*What to do*: Reproduce the records below in full and word for word, excluding pictures.

*Data to use*:
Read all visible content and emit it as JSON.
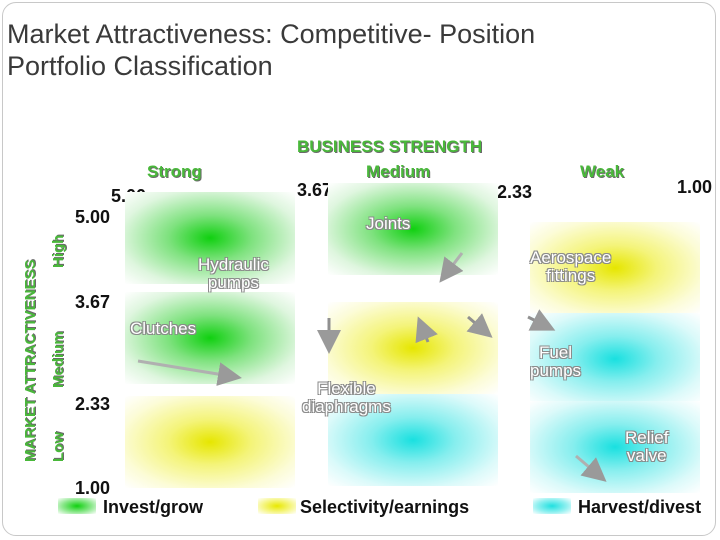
{
  "title": {
    "line1": "Market Attractiveness: Competitive- Position",
    "line2": "Portfolio Classification"
  },
  "axes": {
    "business_strength": "BUSINESS STRENGTH",
    "market_attractiveness": "MARKET ATTRACTIVENESS",
    "columns": [
      "Strong",
      "Medium",
      "Weak"
    ],
    "rows": [
      "High",
      "Medium",
      "Low"
    ],
    "x_ticks": [
      "5.00",
      "3.67",
      "2.33",
      "1.00"
    ],
    "y_ticks": [
      "5.00",
      "3.67",
      "2.33",
      "1.00"
    ]
  },
  "products": [
    {
      "name_lines": [
        "Joints"
      ]
    },
    {
      "name_lines": [
        "Hydraulic",
        "pumps"
      ]
    },
    {
      "name_lines": [
        "Aerospace",
        "fittings"
      ]
    },
    {
      "name_lines": [
        "Clutches"
      ]
    },
    {
      "name_lines": [
        "Fuel",
        "pumps"
      ]
    },
    {
      "name_lines": [
        "Flexible",
        "diaphragms"
      ]
    },
    {
      "name_lines": [
        "Relief",
        "valve"
      ]
    }
  ],
  "legend": [
    {
      "label": "Invest/grow",
      "color": "#18d018"
    },
    {
      "label": "Selectivity/earnings",
      "color": "#e8e800"
    },
    {
      "label": "Harvest/divest",
      "color": "#20e0e0"
    }
  ],
  "colors": {
    "invest": "#18d018",
    "selectivity": "#e8e800",
    "harvest": "#20e0e0",
    "axis_label": "#49b83a"
  }
}
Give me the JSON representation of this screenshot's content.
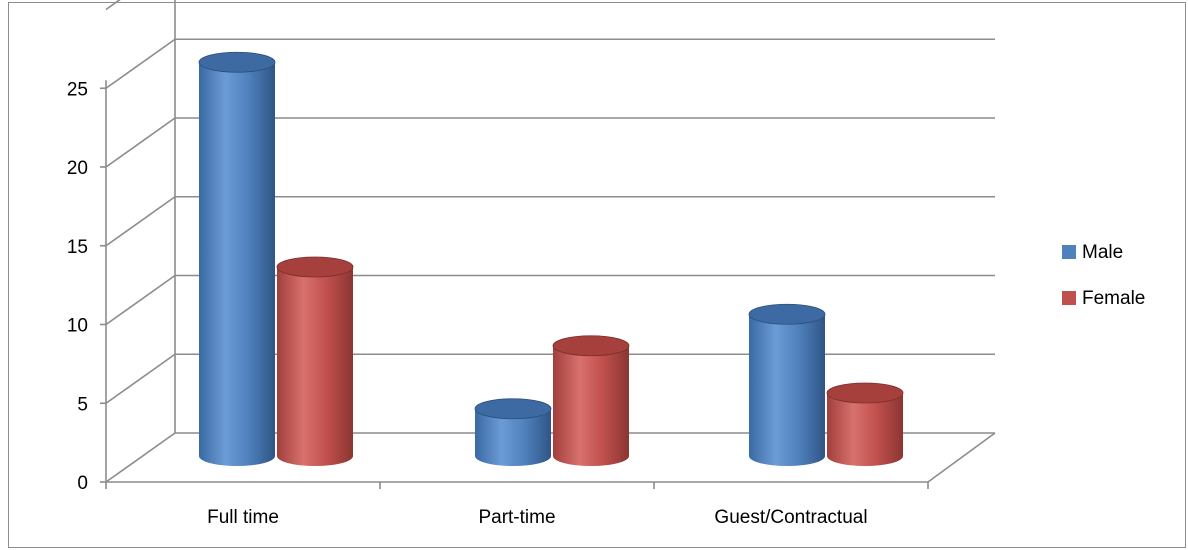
{
  "chart_data": {
    "type": "bar",
    "style": "3d-cylinder",
    "categories": [
      "Full time",
      "Part-time",
      "Guest/Contractual"
    ],
    "series": [
      {
        "name": "Male",
        "values": [
          25,
          3,
          9
        ],
        "color": "#4f81bd"
      },
      {
        "name": "Female",
        "values": [
          12,
          7,
          4
        ],
        "color": "#c0504d"
      }
    ],
    "y_ticks": [
      "0",
      "5",
      "10",
      "15",
      "20",
      "25"
    ],
    "ylim": [
      0,
      30
    ],
    "grid": true,
    "legend": "right",
    "title": "",
    "xlabel": "",
    "ylabel": ""
  }
}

*Result*:
Read all visible content and emit it as JSON.
{
  "title": {
    "line1": "Market Attractiveness: Competitive- Position",
    "line2": "Portfolio Classification"
  },
  "axes": {
    "business_strength": "BUSINESS STRENGTH",
    "market_attractiveness": "MARKET ATTRACTIVENESS",
    "columns": [
      "Strong",
      "Medium",
      "Weak"
    ],
    "rows": [
      "High",
      "Medium",
      "Low"
    ],
    "x_ticks": [
      "5.00",
      "3.67",
      "2.33",
      "1.00"
    ],
    "y_ticks": [
      "5.00",
      "3.67",
      "2.33",
      "1.00"
    ]
  },
  "products": [
    {
      "name_lines": [
        "Joints"
      ]
    },
    {
      "name_lines": [
        "Hydraulic",
        "pumps"
      ]
    },
    {
      "name_lines": [
        "Aerospace",
        "fittings"
      ]
    },
    {
      "name_lines": [
        "Clutches"
      ]
    },
    {
      "name_lines": [
        "Fuel",
        "pumps"
      ]
    },
    {
      "name_lines": [
        "Flexible",
        "diaphragms"
      ]
    },
    {
      "name_lines": [
        "Relief",
        "valve"
      ]
    }
  ],
  "legend": [
    {
      "label": "Invest/grow",
      "color": "#18d018"
    },
    {
      "label": "Selectivity/earnings",
      "color": "#e8e800"
    },
    {
      "label": "Harvest/divest",
      "color": "#20e0e0"
    }
  ],
  "colors": {
    "invest": "#18d018",
    "selectivity": "#e8e800",
    "harvest": "#20e0e0",
    "axis_label": "#49b83a"
  }
}
Give me the JSON representation of this screenshot's content.
{
  "chart_data": {
    "type": "bar",
    "style": "3d-cylinder",
    "categories": [
      "Full time",
      "Part-time",
      "Guest/Contractual"
    ],
    "series": [
      {
        "name": "Male",
        "values": [
          25,
          3,
          9
        ],
        "color": "#4f81bd"
      },
      {
        "name": "Female",
        "values": [
          12,
          7,
          4
        ],
        "color": "#c0504d"
      }
    ],
    "y_ticks": [
      "0",
      "5",
      "10",
      "15",
      "20",
      "25"
    ],
    "ylim": [
      0,
      30
    ],
    "grid": true,
    "legend": "right",
    "title": "",
    "xlabel": "",
    "ylabel": ""
  }
}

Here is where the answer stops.